■ EXERCISE OBJECTIVE ■
Are you able to retype all the records below exactly?

■ TASK INPUT ■
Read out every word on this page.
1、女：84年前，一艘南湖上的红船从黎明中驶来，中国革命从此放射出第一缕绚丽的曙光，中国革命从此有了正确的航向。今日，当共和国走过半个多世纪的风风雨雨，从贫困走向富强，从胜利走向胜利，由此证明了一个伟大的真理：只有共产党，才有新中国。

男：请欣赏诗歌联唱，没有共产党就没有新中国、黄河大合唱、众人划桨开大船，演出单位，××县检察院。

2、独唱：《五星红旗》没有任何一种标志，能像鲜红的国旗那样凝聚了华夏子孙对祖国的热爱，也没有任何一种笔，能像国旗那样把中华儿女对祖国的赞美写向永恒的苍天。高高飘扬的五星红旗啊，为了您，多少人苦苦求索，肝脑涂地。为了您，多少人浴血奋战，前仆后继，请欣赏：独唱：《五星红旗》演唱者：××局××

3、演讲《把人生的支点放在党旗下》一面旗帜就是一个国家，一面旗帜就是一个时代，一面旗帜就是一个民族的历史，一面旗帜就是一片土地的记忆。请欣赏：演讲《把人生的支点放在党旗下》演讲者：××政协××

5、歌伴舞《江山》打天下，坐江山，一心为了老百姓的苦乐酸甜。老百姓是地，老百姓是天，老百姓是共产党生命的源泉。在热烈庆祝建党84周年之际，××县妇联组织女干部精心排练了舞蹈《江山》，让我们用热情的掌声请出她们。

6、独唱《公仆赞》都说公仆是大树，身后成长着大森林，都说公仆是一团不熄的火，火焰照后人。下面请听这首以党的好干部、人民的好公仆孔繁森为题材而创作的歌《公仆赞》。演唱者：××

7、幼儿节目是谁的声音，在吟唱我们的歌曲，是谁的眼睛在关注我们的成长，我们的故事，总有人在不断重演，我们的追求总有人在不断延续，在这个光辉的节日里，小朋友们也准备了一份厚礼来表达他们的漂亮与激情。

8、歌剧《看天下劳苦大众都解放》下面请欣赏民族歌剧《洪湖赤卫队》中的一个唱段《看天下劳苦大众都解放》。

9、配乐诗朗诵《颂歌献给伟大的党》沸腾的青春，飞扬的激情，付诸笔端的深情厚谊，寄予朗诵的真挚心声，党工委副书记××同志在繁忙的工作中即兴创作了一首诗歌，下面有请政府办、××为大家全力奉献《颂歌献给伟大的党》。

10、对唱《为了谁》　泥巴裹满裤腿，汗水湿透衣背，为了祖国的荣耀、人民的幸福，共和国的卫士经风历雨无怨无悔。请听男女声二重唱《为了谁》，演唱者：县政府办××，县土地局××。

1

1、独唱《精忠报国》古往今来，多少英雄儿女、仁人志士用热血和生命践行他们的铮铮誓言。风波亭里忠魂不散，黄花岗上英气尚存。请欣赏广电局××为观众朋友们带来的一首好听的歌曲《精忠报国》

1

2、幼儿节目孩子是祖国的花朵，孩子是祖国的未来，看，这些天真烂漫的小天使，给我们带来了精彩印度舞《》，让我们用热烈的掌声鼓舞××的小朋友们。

■ WRITTEN RESPONSE ■
Read out every word on this page.
1、女：84年前，一艘南湖上的红船从黎明中驶来，中国革命从此放射出第一缕绚丽的曙光，中国革命从此有了正确的航向。今日，当共和国走过半个多世纪的风风雨雨，从贫困走向富强，从胜利走向胜利，由此证明了一个伟大的真理：只有共产党，才有新中国。

男：请欣赏诗歌联唱，没有共产党就没有新中国、黄河大合唱、众人划桨开大船，演出单位，××县检察院。

2、独唱：《五星红旗》没有任何一种标志，能像鲜红的国旗那样凝聚了华夏子孙对祖国的热爱，也没有任何一种笔，能像国旗那样把中华儿女对祖国的赞美写向永恒的苍天。高高飘扬的五星红旗啊，为了您，多少人苦苦求索，肝脑涂地。为了您，多少人浴血奋战，前仆后继，请欣赏：独唱：《五星红旗》演唱者：××局××

3、演讲《把人生的支点放在党旗下》一面旗帜就是一个国家，一面旗帜就是一个时代，一面旗帜就是一个民族的历史，一面旗帜就是一片土地的记忆。请欣赏：演讲《把人生的支点放在党旗下》演讲者：××政协××

5、歌伴舞《江山》打天下，坐江山，一心为了老百姓的苦乐酸甜。老百姓是地，老百姓是天，老百姓是共产党生命的源泉。在热烈庆祝建党84周年之际，××县妇联组织女干部精心排练了舞蹈《江山》，让我们用热情的掌声请出她们。

6、独唱《公仆赞》都说公仆是大树，身后成长着大森林，都说公仆是一团不熄的火，火焰照后人。下面请听这首以党的好干部、人民的好公仆孔繁森为题材而创作的歌《公仆赞》。演唱者：××

7、幼儿节目是谁的声音，在吟唱我们的歌曲，是谁的眼睛在关注我们的成长，我们的故事，总有人在不断重演，我们的追求总有人在不断延续，在这个光辉的节日里，小朋友们也准备了一份厚礼来表达他们的漂亮与激情。

8、歌剧《看天下劳苦大众都解放》下面请欣赏民族歌剧《洪湖赤卫队》中的一个唱段《看天下劳苦大众都解放》。

9、配乐诗朗诵《颂歌献给伟大的党》沸腾的青春，飞扬的激情，付诸笔端的深情厚谊，寄予朗诵的真挚心声，党工委副书记××同志在繁忙的工作中即兴创作了一首诗歌，下面有请政府办、××为大家全力奉献《颂歌献给伟大的党》。

10、对唱《为了谁》　泥巴裹满裤腿，汗水湿透衣背，为了祖国的荣耀、人民的幸福，共和国的卫士经风历雨无怨无悔。请听男女声二重唱《为了谁》，演唱者：县政府办××，县土地局××。

1

1、独唱《精忠报国》古往今来，多少英雄儿女、仁人志士用热血和生命践行他们的铮铮誓言。风波亭里忠魂不散，黄花岗上英气尚存。请欣赏广电局××为观众朋友们带来的一首好听的歌曲《精忠报国》

1

2、幼儿节目孩子是祖国的花朵，孩子是祖国的未来，看，这些天真烂漫的小天使，给我们带来了精彩印度舞《》，让我们用热烈的掌声鼓舞××的小朋友们。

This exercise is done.